• [Gösterilen metin]:
⁂

Kasım 2020, Ribat
Normalde Dağlık Karabağ bölgesi Azerbaycan'a bağlı bir bölgedir. Ancak Dağlık Karabağ meselesi buradaki Ermeni milislerin hakimiyet savaşından dolayı Azerbeycan'ı uzun süreden beridir meşgul eden bir meseledir. Bölgeye önceden yerleştirilmiş olan Ermeniler bu bölgeyi Azerbaycan'dan ayırarak Ermenistan'a bağlamak için uzun süreden beri savaş veriyorlar.
Ermenilerin Karabağ'ı Ermenistan'a bağlama çabaları 1960'lı yıllarda başladı. Sovyetler'in son yıllarına kadar bu yöndeki çabaları sadece siyasi ve idari faaliyetlerden ibaret kaldı. Siyasi faaliyetler Sovyetler'in son yıllarında çeşitli gösterilere dönüştü. 22 Şubat 1988'de Dağlık Karabağ Özerk Sovyeti, Karabağ'ın Ermenistan'a bağlanmasını öngören bir karar aldı. Ancak Moskova yönetimi bu kararı reddetti. Bu gelişmelerin ardından olaylar daha da şiddetlendi. 15 Ocak 1989'da Sovyet yönetimi Dağlık Karabağ Özerk Bölgesi'ni Azerbaycan'ın sorumluluğundan alarak özel bir komisyon tarafından yönetilmek üzere merkezi idareye bağlama kararı aldı. Bu karar Ermenileri kısmen memnun ettiyse de tam tatmin etmedi. Üstelik Ermenilere karşı Azeriler de Karabağ meselesine sahip çıktılar ve bu mesele bir Azeri-Ermeni çatışmasına yol açtı. Azeri-Ermeni çatışmasının büyümesi üzerine 20 Ocak 1990'da Sovyet ordusu Azerbaycan'a girerek büyük bir katliam gerçekleştirdi. Azerbaycan'ın bağımsızlığını ilan etmesinden sonra Karabağ'ın içindeki silahlı Ermeni milisler Ermenistan'ın da desteğiyle Azerbaycan'a karşı bir silahlı hareket başlattılar. Çatışmaların ilerlemesinden sonra Ermenistan da olaylara müdahale ederek Karabağ'daki Ermeni milislerin yanında Azerbaycan'a karşı saldırılar başlattı. Batı'dan da destek alan Ermeniler çatışmalarda Azerbaycan topraklarının bir kısmını işgal ettiler.

⁂

[Ham satırlar]
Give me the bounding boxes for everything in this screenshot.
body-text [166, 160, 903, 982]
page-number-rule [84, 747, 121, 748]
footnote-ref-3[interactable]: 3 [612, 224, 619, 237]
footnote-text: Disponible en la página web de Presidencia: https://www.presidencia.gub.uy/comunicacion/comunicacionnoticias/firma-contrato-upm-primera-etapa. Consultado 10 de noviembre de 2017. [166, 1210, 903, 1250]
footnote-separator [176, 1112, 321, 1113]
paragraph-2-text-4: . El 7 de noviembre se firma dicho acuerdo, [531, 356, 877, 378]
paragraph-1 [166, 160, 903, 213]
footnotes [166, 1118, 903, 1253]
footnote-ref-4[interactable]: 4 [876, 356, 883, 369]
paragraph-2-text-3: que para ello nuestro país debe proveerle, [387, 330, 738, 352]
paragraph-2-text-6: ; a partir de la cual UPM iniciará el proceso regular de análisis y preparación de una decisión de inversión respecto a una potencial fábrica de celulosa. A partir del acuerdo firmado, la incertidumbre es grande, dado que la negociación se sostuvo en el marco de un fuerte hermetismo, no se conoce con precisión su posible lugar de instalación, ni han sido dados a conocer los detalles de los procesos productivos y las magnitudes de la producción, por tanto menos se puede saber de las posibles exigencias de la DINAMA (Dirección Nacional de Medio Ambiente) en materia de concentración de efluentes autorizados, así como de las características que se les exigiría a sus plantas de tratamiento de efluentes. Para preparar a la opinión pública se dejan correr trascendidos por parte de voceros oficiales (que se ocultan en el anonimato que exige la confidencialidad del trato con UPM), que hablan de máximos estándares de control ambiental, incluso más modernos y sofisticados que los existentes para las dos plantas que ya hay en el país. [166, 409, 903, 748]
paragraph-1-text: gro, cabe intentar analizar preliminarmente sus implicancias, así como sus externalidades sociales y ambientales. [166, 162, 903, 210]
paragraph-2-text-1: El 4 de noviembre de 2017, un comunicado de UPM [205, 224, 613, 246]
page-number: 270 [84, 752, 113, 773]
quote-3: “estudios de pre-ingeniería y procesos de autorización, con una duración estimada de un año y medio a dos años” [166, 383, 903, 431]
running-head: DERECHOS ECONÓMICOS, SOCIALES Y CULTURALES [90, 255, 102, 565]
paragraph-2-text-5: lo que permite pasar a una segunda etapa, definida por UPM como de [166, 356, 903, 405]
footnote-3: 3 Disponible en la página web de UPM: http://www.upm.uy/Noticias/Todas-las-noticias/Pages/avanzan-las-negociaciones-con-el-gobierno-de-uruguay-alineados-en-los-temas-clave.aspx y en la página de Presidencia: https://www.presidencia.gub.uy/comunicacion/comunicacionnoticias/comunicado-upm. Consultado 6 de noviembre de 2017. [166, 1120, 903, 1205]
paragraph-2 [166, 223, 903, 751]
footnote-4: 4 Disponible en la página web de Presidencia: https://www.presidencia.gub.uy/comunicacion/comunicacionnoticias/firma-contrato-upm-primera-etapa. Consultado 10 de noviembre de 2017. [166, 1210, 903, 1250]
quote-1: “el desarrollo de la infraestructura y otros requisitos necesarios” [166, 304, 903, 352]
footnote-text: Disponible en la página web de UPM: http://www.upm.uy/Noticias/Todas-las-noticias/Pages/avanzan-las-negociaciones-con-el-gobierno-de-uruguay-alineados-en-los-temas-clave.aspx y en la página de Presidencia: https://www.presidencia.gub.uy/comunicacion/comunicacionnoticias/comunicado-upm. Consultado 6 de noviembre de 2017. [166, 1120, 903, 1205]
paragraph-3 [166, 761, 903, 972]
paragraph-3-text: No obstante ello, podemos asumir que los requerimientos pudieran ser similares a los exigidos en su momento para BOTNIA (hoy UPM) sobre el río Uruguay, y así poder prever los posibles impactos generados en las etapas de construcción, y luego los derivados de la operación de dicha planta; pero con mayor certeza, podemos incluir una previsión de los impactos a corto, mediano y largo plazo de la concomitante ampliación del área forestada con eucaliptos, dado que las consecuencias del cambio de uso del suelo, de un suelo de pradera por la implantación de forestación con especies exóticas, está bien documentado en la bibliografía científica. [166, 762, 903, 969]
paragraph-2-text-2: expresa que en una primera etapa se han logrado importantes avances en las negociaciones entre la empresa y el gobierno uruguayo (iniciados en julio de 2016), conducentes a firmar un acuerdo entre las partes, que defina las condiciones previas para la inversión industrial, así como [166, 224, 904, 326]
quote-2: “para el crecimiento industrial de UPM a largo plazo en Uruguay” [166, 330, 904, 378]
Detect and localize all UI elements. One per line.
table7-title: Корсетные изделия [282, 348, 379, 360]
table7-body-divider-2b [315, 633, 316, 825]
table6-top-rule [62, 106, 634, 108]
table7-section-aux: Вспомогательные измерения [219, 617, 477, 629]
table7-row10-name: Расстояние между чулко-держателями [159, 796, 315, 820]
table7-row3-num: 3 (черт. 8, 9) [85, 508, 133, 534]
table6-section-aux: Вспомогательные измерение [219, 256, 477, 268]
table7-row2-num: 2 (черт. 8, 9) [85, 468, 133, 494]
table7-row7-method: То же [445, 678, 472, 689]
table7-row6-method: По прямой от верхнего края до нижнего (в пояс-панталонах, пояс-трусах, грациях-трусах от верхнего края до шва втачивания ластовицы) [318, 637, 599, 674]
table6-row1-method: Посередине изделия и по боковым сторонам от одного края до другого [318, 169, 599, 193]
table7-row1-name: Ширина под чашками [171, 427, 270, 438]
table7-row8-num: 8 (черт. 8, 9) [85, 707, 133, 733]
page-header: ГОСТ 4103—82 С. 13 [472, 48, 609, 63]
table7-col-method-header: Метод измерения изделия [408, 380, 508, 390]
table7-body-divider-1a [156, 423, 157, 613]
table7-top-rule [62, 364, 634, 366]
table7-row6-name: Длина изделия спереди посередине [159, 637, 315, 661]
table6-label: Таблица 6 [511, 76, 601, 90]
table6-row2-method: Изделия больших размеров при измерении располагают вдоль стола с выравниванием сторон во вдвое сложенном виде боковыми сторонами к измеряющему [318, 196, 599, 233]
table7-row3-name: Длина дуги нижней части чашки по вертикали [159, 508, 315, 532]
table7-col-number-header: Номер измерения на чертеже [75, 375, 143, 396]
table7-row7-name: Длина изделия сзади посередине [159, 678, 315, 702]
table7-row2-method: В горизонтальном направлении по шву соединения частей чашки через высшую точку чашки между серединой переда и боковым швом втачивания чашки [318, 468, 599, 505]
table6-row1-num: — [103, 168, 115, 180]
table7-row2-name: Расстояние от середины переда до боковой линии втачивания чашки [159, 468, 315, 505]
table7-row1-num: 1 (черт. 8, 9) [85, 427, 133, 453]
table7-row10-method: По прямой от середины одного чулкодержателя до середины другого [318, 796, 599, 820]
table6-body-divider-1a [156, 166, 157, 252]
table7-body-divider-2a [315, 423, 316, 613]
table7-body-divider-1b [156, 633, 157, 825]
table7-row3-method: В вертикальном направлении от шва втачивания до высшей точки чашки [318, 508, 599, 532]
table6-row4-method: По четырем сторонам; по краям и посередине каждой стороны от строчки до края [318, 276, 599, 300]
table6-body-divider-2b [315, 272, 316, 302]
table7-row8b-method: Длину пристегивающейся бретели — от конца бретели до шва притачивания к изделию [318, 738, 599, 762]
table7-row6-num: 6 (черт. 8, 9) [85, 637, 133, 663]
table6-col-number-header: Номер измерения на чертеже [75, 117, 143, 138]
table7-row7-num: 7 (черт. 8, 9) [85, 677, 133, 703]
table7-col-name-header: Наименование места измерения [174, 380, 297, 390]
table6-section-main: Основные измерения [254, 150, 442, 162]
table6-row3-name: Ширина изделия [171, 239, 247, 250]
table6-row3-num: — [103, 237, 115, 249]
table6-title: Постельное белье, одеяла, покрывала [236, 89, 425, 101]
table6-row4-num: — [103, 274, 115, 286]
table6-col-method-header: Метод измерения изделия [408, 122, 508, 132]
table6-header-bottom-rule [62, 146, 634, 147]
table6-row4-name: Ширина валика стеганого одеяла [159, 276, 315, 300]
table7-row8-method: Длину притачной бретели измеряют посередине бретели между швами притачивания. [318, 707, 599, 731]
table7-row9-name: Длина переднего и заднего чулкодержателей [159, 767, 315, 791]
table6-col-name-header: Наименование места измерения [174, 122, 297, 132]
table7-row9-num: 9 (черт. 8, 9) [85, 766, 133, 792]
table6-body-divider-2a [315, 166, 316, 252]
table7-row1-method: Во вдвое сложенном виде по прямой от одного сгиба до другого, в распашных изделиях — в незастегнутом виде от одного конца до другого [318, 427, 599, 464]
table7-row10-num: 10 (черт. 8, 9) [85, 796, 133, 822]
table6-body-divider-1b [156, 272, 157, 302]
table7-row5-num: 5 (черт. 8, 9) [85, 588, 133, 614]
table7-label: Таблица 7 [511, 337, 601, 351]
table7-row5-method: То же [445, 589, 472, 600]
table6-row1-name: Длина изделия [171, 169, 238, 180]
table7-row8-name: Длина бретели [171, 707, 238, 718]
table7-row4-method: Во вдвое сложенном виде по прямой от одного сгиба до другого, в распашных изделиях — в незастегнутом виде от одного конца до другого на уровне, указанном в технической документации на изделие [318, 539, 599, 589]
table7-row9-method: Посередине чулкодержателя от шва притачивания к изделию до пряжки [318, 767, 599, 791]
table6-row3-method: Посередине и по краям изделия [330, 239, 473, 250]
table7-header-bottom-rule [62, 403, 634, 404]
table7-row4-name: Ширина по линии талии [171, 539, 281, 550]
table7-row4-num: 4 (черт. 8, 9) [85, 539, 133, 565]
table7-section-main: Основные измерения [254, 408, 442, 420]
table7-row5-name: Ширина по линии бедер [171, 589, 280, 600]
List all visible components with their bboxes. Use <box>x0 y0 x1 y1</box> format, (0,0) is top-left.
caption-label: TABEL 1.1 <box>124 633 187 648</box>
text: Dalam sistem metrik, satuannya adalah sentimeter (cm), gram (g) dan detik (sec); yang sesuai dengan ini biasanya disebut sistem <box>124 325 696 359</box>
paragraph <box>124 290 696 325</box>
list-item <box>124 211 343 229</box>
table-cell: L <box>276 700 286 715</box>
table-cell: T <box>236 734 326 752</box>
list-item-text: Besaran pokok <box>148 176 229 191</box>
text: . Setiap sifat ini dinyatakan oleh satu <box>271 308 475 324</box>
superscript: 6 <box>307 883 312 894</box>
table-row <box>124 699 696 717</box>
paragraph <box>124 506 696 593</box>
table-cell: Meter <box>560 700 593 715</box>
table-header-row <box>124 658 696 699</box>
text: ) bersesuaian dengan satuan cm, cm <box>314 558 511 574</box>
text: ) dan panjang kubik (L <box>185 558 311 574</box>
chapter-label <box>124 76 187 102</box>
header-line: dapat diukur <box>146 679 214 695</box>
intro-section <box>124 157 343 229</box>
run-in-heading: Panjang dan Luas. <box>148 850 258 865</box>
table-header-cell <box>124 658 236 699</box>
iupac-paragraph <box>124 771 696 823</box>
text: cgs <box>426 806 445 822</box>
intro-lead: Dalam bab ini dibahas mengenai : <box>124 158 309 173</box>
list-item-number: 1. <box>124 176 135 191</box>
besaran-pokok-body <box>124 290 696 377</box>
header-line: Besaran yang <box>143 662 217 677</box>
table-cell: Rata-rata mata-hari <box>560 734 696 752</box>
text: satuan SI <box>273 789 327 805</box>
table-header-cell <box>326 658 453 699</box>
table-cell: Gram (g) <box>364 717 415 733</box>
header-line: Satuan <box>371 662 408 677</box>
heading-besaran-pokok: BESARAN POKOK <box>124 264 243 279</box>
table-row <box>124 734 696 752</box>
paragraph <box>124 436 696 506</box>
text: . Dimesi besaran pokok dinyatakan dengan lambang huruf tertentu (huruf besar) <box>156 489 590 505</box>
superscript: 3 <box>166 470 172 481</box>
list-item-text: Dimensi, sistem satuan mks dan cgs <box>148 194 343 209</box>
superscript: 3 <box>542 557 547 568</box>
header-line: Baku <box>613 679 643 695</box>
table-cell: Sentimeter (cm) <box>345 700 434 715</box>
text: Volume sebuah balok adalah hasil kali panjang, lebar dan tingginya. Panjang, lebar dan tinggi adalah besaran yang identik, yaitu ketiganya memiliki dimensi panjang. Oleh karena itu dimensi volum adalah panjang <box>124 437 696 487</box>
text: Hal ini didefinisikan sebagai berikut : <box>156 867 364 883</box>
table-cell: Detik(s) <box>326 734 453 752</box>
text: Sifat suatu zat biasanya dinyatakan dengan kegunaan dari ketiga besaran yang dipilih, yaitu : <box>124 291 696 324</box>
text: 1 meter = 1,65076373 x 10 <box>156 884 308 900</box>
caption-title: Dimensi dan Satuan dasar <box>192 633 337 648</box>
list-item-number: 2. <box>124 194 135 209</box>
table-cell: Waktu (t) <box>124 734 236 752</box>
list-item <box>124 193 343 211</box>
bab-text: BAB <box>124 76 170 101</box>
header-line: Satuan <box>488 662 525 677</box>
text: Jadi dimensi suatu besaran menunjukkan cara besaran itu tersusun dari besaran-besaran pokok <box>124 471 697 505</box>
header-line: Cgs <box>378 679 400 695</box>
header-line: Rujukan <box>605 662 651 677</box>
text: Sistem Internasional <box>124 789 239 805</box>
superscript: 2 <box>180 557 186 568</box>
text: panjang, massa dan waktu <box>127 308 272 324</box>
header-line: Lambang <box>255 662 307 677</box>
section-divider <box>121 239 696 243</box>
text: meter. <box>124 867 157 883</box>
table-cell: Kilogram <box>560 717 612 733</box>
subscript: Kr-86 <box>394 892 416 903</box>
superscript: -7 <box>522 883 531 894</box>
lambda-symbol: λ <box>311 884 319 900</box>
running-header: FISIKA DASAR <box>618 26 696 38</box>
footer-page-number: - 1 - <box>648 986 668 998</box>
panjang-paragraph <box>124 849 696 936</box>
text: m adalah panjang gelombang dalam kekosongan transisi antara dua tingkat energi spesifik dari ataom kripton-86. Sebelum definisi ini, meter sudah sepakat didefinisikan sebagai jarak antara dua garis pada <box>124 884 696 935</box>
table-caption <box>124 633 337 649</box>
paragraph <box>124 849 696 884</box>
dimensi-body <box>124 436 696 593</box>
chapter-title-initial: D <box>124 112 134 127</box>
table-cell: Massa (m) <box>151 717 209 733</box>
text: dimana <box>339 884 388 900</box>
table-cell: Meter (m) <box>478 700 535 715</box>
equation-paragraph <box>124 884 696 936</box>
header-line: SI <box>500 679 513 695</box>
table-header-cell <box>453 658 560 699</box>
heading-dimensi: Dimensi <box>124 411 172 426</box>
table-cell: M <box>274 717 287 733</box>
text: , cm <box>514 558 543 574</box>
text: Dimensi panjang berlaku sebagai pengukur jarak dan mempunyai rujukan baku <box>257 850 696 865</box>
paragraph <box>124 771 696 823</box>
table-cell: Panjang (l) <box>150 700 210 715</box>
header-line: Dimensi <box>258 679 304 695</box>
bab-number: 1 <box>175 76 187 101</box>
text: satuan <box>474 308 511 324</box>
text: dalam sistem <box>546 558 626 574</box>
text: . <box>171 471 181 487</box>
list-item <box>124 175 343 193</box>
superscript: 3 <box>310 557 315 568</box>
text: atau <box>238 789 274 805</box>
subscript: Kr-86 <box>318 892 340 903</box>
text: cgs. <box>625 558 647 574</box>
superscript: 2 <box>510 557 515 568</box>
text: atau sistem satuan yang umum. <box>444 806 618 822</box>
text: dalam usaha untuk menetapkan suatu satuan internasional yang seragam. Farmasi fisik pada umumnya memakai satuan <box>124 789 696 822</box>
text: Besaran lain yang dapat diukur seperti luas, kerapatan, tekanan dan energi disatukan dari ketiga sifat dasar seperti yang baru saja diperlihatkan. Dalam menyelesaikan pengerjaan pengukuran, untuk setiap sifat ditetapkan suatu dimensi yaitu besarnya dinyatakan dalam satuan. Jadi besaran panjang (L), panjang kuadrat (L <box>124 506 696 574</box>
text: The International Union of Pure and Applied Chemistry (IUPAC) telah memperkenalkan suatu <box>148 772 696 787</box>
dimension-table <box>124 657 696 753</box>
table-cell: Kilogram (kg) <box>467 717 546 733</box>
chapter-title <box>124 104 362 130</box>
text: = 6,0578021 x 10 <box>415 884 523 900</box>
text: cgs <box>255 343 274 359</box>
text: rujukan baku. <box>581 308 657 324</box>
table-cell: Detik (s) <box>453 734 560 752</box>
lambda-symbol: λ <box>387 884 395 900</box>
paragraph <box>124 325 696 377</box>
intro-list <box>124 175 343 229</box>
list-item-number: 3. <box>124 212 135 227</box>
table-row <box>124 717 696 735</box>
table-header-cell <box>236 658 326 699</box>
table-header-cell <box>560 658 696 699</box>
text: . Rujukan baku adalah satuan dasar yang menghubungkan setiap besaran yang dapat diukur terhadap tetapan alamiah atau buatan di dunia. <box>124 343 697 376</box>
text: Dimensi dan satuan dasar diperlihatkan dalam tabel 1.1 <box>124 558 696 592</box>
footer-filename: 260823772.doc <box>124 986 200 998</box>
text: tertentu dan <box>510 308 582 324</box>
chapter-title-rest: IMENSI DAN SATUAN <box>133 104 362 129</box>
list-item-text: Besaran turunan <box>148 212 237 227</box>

⁂

• [Görevler]:
1. Ham satırların ilkinden başlayıp "paragraph-2-text-3: que para" içeren satırdan sonra durun ve bu satırları boş olanları atlayarak "Sıra" ile "Satır" sütunlarından oluşan bir Markdown tablosuna aktarın.
2. Dağlık Karabağ meselesini anlatan metnin devamını yazın.

• [Görev yanıtları]:
1.
| Sıra | Satır |
|---|---|
| 1 | Give me the bounding boxes for everything in this screenshot. |
| 2 | body-text [166, 160, 903, 982] |
| 3 | page-number-rule [84, 747, 121, 748] |
| 4 | footnote-ref-3[interactable]: 3 [612, 224, 619, 237] |
| 5 | footnote-text: Disponible en la página web de Presidencia: https://www.presidencia.gub.uy/comunicacion/comunicacionnoticias/firma-contrato-upm-primera-etapa. Consultado 10 de noviembre de 2017. [166, 1210, 903, 1250] |
| 6 | footnote-separator [176, 1112, 321, 1113] |
| 7 | paragraph-2-text-4: . El 7 de noviembre se firma dicho acuerdo, [531, 356, 877, 378] |
| 8 | paragraph-1 [166, 160, 903, 213] |
| 9 | footnotes [166, 1118, 903, 1253] |
| 10 | footnote-ref-4[interactable]: 4 [876, 356, 883, 369] |
| 11 | paragraph-2-text-3: que para ello nuestro país debe proveerle, [387, 330, 738, 352] |

2.
Ermeniler sonra bölgede kendilerince bağımsız bir devlet ilan ettiler. Ancak bu bağımsız devleti henüz Ermenistan da dâhil olmak üzere dünyada hiçbir ülke tanımış değil. Fakat siyasi yönden büyük ölçüde Ermenistan'ın kontrolünde bulunuyor. Azerbaycan bunu bir işgal olarak nitelendiriyor ve Ermenistan'ın buradan elini çekmesini, buranın yine Azerbaycan'a bağlanmasını istiyor. Ermenistan ise, Azerbaycan'ı bu konudaki isteğinden vazgeçmeye zorlamak amacıyla sıkıştırmaya çalışıyor.
Ermeniler Dağlık Karabağ bölgesini ve Sovyetler Birliği döneminde "Dağlık Karabağ Özerk Bölgesi" olarak tanımlanan ancak Azerbaycan'a bağlı olan bölgenin dışında kalan Azerbaycan topraklarının bir kısmını işgal etmelerinden sonra bu topraklarda yaşayan Azerileri göçe zorladılar. Bu yüzden bir milyon civarında Azeri kendi evini terk ederek Azerbaycan'ın diğer bölgelerine sığınmak zorunda kaldı.
Azerbaycan, bu işgalin son bulması, evlerinden yurtlarından çıkarılmış Azerilerin yeniden evlerine dönmeleri Dağlık Karabağ'ın da tekrar Azerbaycan kontrolüne geçmesi için siyasi mücadele verdi. BM de Ermeni milislerinin bu bölgede oluşturdukları yönetimi ve ilan ettikleri sözde bağımsız cumhuriyeti resmen tanımadı ve bu bölgenin Azerbaycan'a ait olduğunu tescil etti. Buna rağmen Rusya ve Avrupa ülkeleri Ermenistan'a destek verdiler. Ancak bu desteklerinde tabii ki resmiyette Dağlık Karabağ üzerindeki gayri meşru işgali tanımıyor ve BM kararlarında işgal olarak tanımlanan bir siyasi hakimiyetin meşru olduğu iddiasında bulunmuyorlardı. Ama bu işgalin devam etmesi için destek veren ve zaman zaman da Azerbaycan'a yönelik askeri faaliyetlerde bulunan, Dağlık Karabağ etrafında oturan Azeri sivillerin olumsuz etkilenmelerine yol açan saldırılar gerçekleştiren Ermenistan'ın bileğini güçlendiriyorlardı.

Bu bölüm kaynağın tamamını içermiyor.